+++ PROVIDED DATA
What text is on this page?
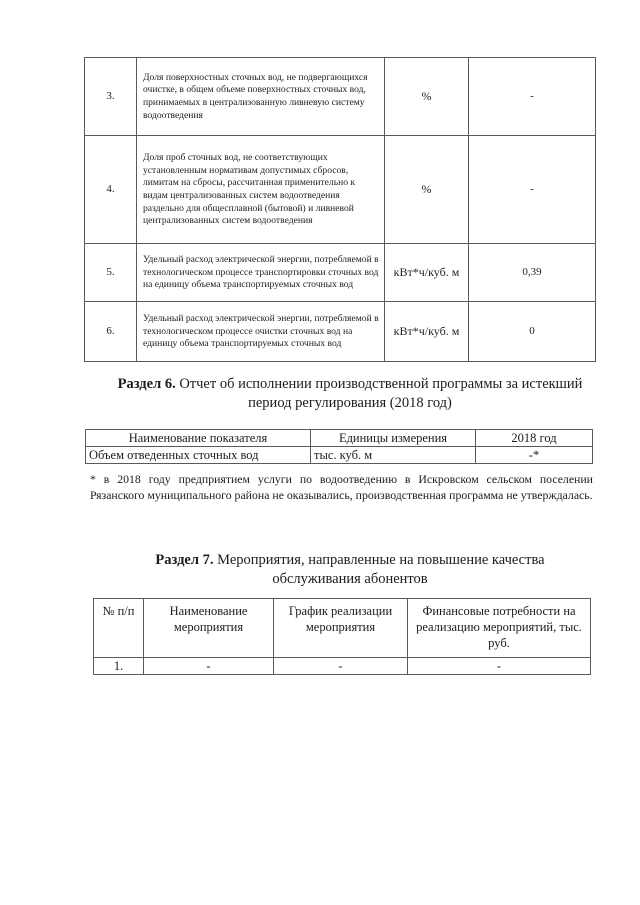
3.	Доля поверхностных сточных вод, не подвергающихся очистке, в общем объеме поверхностных сточных вод, принимаемых в централизованную ливневую систему водоотведения	%	-
4.	Доля проб сточных вод, не соответствующих установленным нормативам допустимых сбросов, лимитам на сбросы, рассчитанная применительно к видам централизованных систем водоотведения раздельно для общесплавной (бытовой) и ливневой централизованных систем водоотведения	%	-
5.	Удельный расход электрической энергии, потребляемой в технологическом процессе транспортировки сточных вод на единицу объема транспортируемых сточных вод	кВт*ч/куб. м	0,39
6.	Удельный расход электрической энергии, потребляемой в технологическом процессе очистки сточных вод на единицу объема транспортируемых сточных вод	кВт*ч/куб. м	0
Раздел 6. Отчет об исполнении производственной программы за истекший
период регулирования (2018 год)
Наименование показателя	Единицы измерения	2018 год
Объем отведенных сточных вод	тыс. куб. м	-*
* в 2018 году предприятием услуги по водоотведению в Искровском сельском поселении Рязанского муниципального района не оказывались, производственная программа не утверждалась.
Раздел 7. Мероприятия, направленные на повышение качества
обслуживания абонентов
№ п/п	Наименование мероприятия	График реализации мероприятия	Финансовые потребности на реализацию мероприятий, тыс. руб.
1.	-	-	-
++++++
THE EXERCISE:
Among the entries above, identify all lines with "Наименование" and copy them.

REPLY:
Наименование показателя	Единицы измерения	2018 год
№ п/п	Наименование мероприятия	График реализации мероприятия	Финансовые потребности на реализацию мероприятий, тыс. руб.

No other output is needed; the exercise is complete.